* _Written problem_: Look for the string "this" in the lines and copy each line that has it.
----------------------------------------
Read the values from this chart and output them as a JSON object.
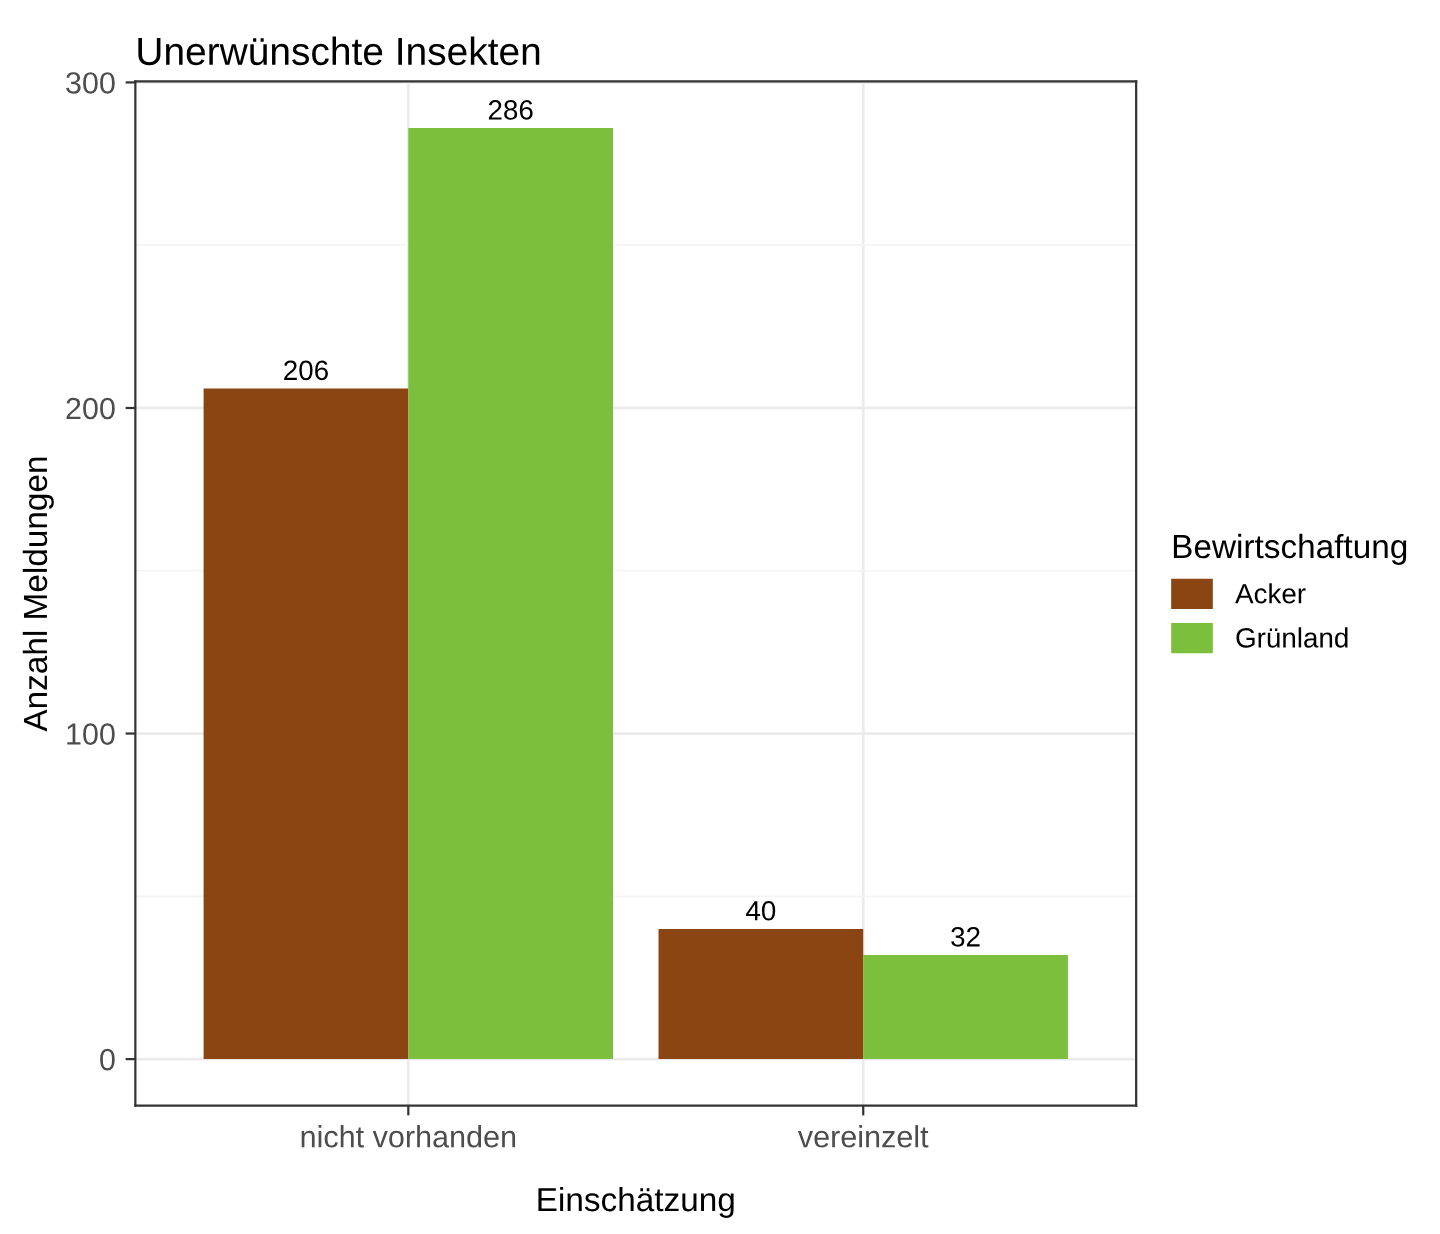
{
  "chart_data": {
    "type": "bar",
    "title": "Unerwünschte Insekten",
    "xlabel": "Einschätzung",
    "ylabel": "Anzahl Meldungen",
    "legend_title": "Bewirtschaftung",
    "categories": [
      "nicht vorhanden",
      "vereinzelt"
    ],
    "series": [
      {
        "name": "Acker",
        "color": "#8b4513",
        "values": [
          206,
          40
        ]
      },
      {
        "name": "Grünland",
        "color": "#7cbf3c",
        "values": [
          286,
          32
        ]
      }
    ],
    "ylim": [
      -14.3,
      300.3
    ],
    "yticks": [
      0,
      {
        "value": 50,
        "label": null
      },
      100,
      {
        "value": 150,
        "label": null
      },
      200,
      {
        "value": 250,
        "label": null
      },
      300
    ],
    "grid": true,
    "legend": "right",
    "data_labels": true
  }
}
----------------------------------------
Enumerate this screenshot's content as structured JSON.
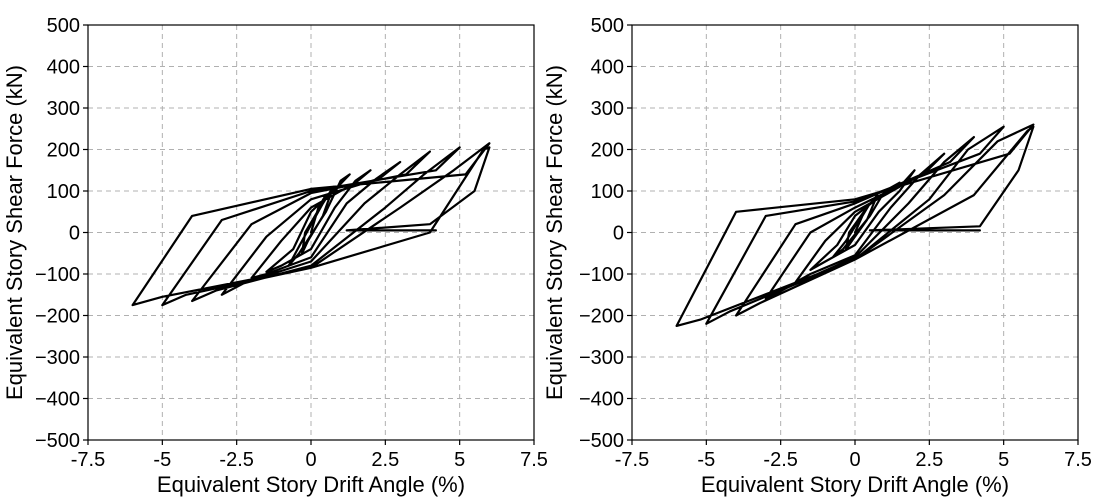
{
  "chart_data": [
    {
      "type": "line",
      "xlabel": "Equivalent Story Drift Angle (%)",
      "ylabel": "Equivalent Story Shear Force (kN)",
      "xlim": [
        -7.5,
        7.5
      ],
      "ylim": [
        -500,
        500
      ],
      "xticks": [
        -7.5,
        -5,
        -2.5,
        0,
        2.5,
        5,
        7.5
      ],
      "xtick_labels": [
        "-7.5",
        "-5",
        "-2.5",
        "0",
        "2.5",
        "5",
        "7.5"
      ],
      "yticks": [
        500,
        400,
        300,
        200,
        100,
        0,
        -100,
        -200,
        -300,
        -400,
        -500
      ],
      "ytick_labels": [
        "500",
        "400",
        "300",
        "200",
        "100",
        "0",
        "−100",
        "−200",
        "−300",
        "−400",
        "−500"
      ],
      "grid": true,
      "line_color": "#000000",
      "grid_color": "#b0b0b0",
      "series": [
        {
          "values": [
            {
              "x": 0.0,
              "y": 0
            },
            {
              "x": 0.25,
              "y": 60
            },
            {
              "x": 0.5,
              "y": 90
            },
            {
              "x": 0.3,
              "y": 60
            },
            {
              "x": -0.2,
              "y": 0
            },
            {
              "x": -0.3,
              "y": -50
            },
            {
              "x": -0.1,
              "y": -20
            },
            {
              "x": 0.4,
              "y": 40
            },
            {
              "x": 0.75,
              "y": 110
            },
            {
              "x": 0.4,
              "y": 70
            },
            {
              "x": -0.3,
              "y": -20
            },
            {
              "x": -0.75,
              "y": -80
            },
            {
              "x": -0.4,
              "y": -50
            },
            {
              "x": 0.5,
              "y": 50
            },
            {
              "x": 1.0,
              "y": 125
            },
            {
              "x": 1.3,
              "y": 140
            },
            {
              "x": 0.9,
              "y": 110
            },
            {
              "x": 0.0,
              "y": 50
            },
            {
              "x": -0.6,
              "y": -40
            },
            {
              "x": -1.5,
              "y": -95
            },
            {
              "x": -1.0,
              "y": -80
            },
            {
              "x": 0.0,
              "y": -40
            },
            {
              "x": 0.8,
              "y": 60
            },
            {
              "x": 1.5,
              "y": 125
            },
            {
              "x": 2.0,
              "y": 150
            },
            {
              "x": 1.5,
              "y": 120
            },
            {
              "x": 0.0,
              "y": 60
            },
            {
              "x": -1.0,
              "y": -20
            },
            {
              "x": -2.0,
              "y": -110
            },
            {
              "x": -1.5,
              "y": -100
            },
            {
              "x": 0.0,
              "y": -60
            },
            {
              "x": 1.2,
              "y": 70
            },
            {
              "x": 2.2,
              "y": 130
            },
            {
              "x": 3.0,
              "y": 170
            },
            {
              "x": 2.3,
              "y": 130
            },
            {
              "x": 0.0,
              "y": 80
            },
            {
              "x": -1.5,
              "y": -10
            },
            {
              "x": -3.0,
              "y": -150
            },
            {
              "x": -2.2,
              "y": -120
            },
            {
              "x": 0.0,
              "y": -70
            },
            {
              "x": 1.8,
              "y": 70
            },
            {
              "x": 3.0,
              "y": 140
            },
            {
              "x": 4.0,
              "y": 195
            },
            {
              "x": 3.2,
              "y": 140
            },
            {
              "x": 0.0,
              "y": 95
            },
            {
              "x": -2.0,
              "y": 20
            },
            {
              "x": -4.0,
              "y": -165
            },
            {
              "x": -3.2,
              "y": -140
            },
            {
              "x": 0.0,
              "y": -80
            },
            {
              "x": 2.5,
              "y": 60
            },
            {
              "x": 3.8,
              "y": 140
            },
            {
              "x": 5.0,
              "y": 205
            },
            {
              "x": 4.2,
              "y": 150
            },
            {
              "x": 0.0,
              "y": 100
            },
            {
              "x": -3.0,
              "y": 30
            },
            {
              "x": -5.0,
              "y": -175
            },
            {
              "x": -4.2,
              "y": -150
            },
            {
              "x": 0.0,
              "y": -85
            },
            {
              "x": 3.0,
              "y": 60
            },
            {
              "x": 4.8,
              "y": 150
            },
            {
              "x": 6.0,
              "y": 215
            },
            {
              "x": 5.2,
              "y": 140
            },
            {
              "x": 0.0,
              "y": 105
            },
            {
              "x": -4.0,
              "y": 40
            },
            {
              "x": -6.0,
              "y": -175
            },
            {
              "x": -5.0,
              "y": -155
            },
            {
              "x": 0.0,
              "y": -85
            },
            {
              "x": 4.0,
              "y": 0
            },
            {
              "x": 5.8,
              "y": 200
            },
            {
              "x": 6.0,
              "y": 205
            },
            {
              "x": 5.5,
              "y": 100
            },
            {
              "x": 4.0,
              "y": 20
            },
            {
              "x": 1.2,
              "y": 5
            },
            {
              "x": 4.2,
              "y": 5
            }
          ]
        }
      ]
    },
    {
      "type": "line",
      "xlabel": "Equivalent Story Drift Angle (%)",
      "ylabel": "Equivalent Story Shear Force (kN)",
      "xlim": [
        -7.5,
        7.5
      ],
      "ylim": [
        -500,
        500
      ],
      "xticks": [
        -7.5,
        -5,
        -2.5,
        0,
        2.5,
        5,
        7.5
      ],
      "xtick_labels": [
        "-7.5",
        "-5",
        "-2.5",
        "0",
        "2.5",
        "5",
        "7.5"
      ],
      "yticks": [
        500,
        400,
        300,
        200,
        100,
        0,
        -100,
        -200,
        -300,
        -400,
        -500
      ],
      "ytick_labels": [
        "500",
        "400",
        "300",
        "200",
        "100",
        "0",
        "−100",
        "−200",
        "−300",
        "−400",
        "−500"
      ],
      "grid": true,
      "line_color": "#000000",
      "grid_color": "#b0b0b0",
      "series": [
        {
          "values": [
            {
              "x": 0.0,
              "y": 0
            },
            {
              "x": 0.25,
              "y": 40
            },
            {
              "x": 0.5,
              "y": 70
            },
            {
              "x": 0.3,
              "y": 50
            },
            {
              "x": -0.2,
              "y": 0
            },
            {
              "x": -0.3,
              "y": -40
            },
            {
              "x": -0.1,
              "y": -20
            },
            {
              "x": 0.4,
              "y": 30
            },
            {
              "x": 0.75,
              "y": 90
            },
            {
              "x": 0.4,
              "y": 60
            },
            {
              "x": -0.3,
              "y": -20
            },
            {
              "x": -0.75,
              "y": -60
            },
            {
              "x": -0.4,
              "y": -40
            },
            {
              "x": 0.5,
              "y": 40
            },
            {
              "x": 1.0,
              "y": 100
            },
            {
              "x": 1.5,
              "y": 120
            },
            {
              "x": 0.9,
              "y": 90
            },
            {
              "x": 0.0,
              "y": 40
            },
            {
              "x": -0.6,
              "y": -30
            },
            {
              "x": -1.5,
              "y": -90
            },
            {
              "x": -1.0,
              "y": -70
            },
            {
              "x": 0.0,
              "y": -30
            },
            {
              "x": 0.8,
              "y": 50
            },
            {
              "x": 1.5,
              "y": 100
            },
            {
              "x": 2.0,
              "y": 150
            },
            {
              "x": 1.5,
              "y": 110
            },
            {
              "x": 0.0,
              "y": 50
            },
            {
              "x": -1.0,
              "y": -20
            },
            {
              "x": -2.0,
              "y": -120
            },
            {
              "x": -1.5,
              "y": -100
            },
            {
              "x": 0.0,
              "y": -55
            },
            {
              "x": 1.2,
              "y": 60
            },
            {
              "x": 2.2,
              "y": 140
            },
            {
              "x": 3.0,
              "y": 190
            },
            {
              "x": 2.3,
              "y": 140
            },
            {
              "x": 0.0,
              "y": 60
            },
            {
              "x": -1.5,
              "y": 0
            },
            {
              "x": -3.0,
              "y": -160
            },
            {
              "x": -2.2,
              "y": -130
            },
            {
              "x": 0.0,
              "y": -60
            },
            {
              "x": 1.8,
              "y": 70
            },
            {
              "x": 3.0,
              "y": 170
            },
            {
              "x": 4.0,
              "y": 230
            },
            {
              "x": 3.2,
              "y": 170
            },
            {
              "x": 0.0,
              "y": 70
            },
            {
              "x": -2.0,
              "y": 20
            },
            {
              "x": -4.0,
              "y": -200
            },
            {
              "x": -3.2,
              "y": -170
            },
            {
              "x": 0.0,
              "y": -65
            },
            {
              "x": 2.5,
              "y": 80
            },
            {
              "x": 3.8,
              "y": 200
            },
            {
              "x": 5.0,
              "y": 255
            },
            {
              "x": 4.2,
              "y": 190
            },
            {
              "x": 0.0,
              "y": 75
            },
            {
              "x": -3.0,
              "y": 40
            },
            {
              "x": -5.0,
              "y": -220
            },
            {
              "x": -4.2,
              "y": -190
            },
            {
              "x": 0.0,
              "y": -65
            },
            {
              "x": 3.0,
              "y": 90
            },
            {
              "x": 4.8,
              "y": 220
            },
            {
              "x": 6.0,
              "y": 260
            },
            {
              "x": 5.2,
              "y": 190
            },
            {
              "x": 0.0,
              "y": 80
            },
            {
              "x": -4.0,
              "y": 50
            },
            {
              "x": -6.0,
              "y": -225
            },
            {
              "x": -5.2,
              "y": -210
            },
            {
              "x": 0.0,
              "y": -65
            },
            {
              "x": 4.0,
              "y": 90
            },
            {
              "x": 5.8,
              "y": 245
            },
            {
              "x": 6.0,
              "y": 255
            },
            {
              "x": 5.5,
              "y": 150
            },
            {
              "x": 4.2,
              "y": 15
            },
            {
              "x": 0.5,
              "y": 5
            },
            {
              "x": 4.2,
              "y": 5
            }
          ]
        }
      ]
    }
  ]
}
----------------------------------------
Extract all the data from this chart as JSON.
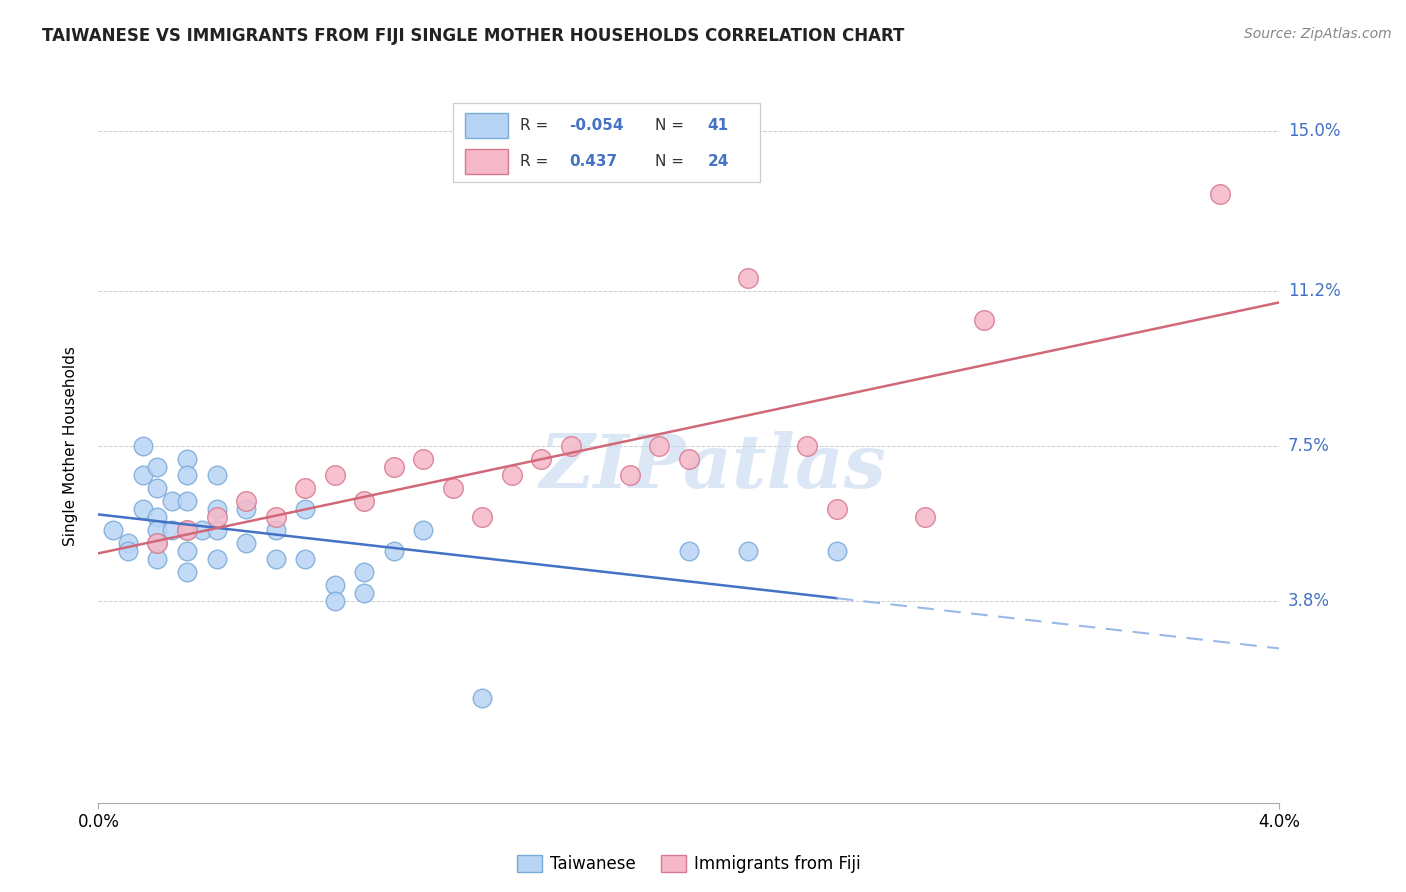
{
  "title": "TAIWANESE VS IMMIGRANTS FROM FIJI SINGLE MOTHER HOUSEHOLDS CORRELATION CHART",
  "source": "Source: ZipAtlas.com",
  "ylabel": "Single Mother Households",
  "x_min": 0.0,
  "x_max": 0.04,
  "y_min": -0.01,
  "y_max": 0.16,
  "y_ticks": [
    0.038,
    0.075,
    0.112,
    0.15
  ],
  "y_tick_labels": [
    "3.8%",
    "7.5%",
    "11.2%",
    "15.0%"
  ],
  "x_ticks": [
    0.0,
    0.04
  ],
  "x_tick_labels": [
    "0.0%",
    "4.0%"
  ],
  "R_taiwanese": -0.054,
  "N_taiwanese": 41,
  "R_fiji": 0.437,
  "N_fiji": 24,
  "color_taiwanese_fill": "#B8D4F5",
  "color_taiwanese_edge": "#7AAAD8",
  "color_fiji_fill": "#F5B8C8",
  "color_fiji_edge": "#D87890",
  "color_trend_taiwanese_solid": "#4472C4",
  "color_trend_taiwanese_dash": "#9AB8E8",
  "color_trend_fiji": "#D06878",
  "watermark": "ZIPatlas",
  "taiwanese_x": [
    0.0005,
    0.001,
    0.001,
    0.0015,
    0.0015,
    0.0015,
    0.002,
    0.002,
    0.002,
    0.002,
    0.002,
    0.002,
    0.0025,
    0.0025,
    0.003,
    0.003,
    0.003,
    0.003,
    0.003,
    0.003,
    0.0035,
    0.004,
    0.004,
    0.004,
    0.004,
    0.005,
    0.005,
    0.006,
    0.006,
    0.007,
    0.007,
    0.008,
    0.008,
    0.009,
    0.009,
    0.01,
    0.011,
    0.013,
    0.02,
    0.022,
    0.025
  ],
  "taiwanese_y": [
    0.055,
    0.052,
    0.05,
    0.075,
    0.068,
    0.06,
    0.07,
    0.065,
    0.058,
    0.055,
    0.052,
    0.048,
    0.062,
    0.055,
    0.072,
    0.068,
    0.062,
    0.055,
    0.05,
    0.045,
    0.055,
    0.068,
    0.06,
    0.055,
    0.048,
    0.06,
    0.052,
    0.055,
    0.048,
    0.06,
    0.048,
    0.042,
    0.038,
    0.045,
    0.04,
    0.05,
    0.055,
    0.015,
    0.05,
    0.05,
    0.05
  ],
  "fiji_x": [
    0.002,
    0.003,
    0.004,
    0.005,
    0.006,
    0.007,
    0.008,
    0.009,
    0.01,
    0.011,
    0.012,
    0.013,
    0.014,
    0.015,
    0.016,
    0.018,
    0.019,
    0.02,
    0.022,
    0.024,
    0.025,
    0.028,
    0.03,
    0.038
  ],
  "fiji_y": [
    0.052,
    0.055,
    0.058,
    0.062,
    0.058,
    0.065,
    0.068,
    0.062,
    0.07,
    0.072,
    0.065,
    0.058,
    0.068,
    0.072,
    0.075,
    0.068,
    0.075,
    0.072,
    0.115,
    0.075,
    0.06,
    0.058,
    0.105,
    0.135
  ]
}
----------------------------------------
* _The result_:
Read the values from this chart and output them as a JSON object.
Enumerate this screenshot's content as structured JSON.
Extract all the data from this chart as JSON.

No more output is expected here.